* _Directions for this task_:
Check the listing below for lines that hold "других". How many are there? Please give only the number.

[Some records]
== == ==

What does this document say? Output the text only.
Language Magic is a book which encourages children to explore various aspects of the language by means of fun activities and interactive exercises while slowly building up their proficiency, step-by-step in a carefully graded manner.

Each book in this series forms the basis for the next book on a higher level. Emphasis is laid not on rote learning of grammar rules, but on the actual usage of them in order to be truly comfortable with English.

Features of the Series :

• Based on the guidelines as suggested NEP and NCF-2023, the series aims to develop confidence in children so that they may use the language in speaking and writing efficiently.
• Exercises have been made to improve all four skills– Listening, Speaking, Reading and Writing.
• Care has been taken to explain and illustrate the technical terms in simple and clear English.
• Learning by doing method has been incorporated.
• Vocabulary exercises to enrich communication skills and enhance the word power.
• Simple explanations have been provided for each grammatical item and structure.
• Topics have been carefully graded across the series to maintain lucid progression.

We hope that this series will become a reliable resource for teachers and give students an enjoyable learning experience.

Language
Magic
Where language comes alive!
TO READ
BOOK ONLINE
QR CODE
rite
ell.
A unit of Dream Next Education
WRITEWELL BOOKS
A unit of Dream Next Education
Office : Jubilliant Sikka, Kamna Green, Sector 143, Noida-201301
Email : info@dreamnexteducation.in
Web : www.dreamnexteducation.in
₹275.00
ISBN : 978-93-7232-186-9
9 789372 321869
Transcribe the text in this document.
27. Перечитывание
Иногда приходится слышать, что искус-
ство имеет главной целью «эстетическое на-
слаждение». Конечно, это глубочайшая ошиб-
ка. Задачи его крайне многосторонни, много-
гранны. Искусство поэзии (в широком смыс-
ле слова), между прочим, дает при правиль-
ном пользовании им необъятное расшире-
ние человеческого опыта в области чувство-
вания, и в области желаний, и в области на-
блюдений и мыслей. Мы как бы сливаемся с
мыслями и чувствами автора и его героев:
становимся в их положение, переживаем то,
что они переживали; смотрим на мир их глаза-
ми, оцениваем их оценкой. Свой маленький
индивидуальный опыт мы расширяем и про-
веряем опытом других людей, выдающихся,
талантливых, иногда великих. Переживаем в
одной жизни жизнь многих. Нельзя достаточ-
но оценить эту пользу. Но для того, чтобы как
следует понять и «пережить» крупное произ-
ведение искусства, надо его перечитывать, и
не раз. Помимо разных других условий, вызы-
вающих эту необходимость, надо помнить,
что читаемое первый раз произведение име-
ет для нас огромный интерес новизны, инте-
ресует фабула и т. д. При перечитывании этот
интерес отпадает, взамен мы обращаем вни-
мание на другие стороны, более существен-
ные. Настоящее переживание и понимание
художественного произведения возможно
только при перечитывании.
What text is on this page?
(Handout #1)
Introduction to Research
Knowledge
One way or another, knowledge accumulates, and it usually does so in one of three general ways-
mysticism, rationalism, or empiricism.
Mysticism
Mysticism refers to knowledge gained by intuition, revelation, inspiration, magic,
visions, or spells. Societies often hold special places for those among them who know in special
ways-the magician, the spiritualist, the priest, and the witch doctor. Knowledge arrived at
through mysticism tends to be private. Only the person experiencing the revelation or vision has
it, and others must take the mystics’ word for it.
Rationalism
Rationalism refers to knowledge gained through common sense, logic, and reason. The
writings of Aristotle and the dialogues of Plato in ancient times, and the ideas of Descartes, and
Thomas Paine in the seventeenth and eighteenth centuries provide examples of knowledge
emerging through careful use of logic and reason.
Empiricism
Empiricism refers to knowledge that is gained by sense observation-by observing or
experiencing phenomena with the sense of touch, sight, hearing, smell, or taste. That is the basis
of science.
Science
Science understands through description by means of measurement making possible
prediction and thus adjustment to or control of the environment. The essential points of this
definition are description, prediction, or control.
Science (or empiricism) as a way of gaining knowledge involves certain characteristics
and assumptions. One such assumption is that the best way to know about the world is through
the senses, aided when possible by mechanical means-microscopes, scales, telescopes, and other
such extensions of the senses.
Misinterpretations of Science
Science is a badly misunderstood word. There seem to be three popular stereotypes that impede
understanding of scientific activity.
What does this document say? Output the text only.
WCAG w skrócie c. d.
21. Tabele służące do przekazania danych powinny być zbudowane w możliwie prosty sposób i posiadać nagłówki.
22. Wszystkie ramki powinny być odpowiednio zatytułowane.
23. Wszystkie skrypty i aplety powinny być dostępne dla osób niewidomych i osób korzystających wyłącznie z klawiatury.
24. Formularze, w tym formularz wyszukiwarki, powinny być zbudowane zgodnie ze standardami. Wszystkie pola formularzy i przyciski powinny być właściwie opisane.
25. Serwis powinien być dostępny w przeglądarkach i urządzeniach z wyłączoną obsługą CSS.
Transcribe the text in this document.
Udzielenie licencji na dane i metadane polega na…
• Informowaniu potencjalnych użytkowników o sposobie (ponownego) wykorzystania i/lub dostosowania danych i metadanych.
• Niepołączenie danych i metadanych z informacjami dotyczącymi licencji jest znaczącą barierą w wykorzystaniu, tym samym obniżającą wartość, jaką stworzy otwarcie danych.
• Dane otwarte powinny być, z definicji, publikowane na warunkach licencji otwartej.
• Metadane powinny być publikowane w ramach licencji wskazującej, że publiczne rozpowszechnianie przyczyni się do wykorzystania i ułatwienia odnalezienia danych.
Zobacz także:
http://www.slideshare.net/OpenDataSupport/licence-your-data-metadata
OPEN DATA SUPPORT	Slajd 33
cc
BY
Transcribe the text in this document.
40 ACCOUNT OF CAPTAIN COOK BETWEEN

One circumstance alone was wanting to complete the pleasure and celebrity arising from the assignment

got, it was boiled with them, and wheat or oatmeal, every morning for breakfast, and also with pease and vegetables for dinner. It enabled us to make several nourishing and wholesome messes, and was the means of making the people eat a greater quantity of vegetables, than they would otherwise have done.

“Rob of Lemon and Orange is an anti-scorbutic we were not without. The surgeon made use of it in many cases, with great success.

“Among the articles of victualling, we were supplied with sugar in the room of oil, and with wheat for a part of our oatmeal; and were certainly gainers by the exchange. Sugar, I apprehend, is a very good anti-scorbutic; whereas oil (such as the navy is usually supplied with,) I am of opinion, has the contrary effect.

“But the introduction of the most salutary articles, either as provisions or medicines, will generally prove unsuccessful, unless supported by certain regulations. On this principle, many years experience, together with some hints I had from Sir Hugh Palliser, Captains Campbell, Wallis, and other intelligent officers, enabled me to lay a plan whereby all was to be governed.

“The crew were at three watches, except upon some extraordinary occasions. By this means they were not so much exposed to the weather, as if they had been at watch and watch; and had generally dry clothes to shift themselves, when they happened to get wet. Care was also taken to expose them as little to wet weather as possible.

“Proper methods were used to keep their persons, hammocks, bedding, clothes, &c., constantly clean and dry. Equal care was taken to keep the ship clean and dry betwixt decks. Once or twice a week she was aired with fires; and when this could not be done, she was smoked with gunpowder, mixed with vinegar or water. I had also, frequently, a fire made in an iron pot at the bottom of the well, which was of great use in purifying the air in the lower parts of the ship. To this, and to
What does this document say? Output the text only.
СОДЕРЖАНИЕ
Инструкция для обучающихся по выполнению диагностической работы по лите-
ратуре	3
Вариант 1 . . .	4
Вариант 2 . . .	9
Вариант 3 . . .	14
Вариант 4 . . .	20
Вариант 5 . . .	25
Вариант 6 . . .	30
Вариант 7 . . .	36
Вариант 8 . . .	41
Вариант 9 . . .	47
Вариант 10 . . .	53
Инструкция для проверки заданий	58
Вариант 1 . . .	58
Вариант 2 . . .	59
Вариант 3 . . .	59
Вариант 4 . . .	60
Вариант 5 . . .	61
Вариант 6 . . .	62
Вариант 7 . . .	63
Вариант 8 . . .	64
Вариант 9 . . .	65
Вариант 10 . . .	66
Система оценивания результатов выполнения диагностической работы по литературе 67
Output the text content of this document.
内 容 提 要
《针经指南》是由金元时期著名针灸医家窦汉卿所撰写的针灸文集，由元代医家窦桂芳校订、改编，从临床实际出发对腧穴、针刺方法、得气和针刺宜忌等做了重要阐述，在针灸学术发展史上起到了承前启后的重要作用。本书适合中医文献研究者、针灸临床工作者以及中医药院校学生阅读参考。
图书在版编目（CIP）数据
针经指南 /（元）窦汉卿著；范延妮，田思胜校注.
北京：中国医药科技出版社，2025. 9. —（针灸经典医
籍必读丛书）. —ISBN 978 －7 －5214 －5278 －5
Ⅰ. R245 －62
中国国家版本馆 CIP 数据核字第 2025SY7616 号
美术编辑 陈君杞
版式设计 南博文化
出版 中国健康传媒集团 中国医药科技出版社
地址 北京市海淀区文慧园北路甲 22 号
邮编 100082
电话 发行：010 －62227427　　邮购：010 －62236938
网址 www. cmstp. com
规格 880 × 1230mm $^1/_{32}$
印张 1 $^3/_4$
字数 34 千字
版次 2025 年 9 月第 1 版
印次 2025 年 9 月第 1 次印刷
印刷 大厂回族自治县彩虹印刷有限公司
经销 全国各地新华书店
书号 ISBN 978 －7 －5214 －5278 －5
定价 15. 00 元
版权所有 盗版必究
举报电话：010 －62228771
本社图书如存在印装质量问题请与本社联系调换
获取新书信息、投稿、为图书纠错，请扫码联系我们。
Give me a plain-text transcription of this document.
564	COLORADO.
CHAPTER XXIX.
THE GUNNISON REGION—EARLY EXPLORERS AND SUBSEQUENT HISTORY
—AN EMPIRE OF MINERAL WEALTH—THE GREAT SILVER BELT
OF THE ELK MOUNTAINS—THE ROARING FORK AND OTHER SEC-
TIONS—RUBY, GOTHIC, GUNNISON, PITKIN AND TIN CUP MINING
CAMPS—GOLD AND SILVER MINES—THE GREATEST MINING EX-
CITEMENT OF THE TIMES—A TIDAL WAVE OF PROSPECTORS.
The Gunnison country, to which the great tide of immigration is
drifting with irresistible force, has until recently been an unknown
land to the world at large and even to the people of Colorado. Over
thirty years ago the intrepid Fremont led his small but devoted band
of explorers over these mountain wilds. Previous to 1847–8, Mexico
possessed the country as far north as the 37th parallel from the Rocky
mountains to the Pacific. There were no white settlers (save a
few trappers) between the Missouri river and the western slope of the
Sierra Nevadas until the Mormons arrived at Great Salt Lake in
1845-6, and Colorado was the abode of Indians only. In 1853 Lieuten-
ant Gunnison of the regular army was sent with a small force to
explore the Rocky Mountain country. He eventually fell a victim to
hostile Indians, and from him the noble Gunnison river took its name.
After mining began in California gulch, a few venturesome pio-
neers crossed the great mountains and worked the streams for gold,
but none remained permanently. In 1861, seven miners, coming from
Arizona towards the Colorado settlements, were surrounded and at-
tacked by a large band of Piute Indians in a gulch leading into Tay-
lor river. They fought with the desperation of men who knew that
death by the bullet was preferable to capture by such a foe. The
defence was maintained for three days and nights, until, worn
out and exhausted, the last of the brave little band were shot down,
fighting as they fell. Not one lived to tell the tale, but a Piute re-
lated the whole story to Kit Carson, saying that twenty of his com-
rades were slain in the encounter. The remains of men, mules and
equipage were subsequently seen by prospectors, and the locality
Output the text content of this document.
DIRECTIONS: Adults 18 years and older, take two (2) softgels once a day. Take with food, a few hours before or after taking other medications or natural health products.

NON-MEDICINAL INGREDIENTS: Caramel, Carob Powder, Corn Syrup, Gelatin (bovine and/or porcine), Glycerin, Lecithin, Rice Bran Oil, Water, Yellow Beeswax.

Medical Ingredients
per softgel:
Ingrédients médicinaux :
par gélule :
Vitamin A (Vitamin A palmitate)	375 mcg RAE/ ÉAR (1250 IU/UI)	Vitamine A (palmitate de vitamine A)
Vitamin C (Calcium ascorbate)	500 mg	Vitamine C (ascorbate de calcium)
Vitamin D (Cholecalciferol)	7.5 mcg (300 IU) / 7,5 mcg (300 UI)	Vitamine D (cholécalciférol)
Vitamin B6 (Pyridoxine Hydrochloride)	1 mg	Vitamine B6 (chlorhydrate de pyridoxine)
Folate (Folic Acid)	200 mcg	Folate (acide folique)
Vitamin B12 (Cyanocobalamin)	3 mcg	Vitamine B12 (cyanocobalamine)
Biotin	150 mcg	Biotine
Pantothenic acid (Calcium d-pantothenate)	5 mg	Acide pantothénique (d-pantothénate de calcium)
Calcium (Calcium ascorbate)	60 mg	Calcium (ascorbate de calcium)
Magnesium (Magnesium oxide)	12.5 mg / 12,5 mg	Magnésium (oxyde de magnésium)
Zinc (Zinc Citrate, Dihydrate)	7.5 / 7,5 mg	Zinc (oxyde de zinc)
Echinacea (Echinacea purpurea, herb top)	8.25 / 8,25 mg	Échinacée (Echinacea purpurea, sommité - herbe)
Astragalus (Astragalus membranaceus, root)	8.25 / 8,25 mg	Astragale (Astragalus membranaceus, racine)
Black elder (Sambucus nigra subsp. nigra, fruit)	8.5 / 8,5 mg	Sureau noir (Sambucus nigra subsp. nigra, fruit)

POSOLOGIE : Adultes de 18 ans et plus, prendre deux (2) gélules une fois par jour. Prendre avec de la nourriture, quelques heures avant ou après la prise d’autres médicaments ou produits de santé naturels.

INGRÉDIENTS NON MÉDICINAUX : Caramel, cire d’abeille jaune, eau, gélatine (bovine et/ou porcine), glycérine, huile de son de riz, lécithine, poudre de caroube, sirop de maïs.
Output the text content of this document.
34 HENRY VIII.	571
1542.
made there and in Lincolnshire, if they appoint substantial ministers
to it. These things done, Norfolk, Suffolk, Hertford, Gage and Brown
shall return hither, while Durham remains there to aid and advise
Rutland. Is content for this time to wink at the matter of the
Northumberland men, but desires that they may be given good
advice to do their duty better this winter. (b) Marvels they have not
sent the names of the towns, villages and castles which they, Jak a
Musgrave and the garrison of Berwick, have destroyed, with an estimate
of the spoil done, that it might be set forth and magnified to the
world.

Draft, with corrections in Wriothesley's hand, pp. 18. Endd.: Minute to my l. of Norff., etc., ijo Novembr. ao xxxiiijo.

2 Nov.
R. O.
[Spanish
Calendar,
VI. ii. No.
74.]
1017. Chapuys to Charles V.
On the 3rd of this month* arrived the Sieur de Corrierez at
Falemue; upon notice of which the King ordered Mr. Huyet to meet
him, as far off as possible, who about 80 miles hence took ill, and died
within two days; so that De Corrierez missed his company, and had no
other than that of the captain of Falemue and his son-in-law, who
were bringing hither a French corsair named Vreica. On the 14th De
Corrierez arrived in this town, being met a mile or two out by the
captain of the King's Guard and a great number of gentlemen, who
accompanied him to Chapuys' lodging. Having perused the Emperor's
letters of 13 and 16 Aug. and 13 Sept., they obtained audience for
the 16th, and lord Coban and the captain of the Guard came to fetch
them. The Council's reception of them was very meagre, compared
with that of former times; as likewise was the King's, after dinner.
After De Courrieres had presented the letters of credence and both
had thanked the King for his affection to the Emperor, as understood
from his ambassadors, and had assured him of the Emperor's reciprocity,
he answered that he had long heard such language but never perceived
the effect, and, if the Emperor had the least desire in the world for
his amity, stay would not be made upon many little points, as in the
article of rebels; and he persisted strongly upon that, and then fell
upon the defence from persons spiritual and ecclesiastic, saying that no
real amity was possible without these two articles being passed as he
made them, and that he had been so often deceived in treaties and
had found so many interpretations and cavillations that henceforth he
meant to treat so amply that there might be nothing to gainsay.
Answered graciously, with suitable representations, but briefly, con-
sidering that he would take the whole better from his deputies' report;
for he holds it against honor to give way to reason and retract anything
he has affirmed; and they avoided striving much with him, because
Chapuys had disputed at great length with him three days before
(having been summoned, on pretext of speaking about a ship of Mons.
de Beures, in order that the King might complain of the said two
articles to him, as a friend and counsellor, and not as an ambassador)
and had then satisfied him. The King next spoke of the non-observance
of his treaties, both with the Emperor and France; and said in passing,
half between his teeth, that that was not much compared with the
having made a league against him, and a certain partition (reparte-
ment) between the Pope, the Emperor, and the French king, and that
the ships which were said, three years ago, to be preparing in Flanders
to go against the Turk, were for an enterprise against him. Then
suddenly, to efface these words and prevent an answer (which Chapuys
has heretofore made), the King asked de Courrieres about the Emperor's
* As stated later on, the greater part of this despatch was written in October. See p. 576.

== == ==

* _Problem solution_:
2